Liste des consignes>
**A.** Recopiez, s'il vous plaît, tout l'extrait depuis « Les antipsychotiques qui » jusqu'à « social) (9, 12). » inclus.
**B.** D'après l'extrait, qui a découvert l'effet neuroleptique de la chlorpromazine, et en quelle année ?

Extrait>
Les retentissements multiples de cette pathologie, sur le
patient lui-même et son entourage incitent à intervenir tôt
et à poursuivre à long terme une prise en charge adaptée.
Les antipsychotiques qui permettent le traitement de l'accès aigu et
limitent, par la stabilisation obtenue, les rechutes, doivent être
maintenus au long cours. La qualité de l'observance reste le facteur
essentiel. Bref la prise en charge d'un patient schizophrène doit
être à long court et à triple dimension (biologique,
psychologique et social) (9, 12).
1. LES NEUROLEPTIQUES
Jusqu'à la découverte de l'effet neuroleptique
de la chlorpromazine par Delay et Deniker en 1952, la schizophrénie
connaissait pour seul traitement biologique les électrochocs et
l'hypoglycémie insulinique, la célèbre cure de
Sakel, à l'efficacité douteuse. S'ensuivit la
découverte de l'haloperidol inaugurant ainsi l'ère des
neuroleptiques dits classiques aptes à exercer une action
antipsychotique efficace auprès des patients schizophrènes. Ces
molécules s'avèreront malheureusement pourvues de nombreux effets
secondaires parmi lesquels les extrapyramidaux induits par un blocage excessif
des récepteurs dopaminergiques D2 : les dyskinésies aiguës
lors de l'installation du traitement, le syndrome parkinsonien dit aussi
parkinsonisme ou camisole chimique, l'akathisie et enfin les dyskinésies
tardives le plus souvent irréversibles (16, 23).
Afin de contrecarrer les effets extra-pyramidaux, l'ajout
d'anticholinergiques dits correcteurs était de mise. Malheureusement,
ceux-ci entraînaient une diminution de l'efficacité
antipsychotique, une altération des fonctions mnésiques et
l'induction, chez certains patients, d'une utilisation abusive et addictive. On
dispose actuellement des neuroleptiques de seconde génération,
une classe s'enrichissant progressivement jusqu'à constituer l'essentiel
de la stratégie thérapeutique actuelle pour traiter les patients
schizophrènes. Ils sont qualifiés d'atypiques de par la
rareté de leurs effets secondaires extra-pyramidaux. On observe ainsi
une meilleure compliance ainsi qu'une nette diminution du risque de
dyskinésie tardive (9, 12).
S'ils font preuve d'une efficacité égale aux
classiques sur les symptômes positifs, la supériorité de
leur efficacité sur les symptômes négatifs et sur les
troubles cognitifs paraît évidente. Si les neuroleptiques
représentent le traitement de fond incontournable de la
schizophrénie, d'autres molécules aussi font partie prenante de
la panoplie thérapeutique (9, 12, 23).

Items conservés d'une collection
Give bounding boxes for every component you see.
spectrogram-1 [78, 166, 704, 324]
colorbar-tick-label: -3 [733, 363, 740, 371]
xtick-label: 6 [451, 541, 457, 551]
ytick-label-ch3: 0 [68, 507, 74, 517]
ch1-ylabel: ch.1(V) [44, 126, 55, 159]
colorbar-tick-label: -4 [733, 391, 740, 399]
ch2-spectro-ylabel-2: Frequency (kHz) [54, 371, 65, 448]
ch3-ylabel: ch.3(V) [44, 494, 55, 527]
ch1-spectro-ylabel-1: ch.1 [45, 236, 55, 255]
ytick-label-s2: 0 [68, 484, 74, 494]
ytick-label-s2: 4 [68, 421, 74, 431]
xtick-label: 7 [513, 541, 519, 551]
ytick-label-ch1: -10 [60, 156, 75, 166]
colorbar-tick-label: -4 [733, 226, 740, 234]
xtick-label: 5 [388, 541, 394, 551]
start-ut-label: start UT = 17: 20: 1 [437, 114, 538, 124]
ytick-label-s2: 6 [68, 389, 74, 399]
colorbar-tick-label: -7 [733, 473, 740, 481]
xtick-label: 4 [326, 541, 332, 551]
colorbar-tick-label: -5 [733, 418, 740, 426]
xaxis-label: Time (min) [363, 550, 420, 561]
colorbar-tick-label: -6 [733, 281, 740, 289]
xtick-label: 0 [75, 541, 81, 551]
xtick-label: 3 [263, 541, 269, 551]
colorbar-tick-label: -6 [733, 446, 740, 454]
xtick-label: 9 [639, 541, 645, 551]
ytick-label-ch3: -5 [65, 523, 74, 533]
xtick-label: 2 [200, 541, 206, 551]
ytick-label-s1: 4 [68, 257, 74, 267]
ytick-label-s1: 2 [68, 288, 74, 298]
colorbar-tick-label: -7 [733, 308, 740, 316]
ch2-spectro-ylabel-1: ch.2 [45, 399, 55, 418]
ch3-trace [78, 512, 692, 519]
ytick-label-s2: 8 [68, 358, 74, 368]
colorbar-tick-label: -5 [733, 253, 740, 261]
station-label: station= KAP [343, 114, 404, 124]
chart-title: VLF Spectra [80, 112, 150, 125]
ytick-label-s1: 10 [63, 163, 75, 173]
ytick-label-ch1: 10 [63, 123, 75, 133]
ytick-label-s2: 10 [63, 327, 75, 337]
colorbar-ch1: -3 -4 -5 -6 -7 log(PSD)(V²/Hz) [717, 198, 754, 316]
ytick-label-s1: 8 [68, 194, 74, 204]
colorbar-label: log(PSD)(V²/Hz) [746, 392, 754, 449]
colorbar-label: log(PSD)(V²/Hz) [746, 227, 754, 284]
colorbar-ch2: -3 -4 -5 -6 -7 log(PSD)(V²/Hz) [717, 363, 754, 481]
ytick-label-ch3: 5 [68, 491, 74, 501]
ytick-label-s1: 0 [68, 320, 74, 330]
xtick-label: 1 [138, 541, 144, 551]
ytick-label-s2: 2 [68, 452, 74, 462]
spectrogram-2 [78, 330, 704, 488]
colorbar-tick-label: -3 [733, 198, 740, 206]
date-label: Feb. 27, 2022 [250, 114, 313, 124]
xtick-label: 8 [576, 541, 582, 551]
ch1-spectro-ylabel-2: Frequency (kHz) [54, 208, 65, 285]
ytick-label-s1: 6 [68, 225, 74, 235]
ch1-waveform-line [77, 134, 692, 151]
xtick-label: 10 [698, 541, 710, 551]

Corrigé de l'exercice>
**A.**
Les antipsychotiques qui permettent le traitement de l'accès aigu et
limitent, par la stabilisation obtenue, les rechutes, doivent être
maintenus au long cours. La qualité de l'observance reste le facteur
essentiel. Bref la prise en charge d'un patient schizophrène doit
être à long court et à triple dimension (biologique,
psychologique et social) (9, 12).

**B.** Delay et Deniker, en 1952.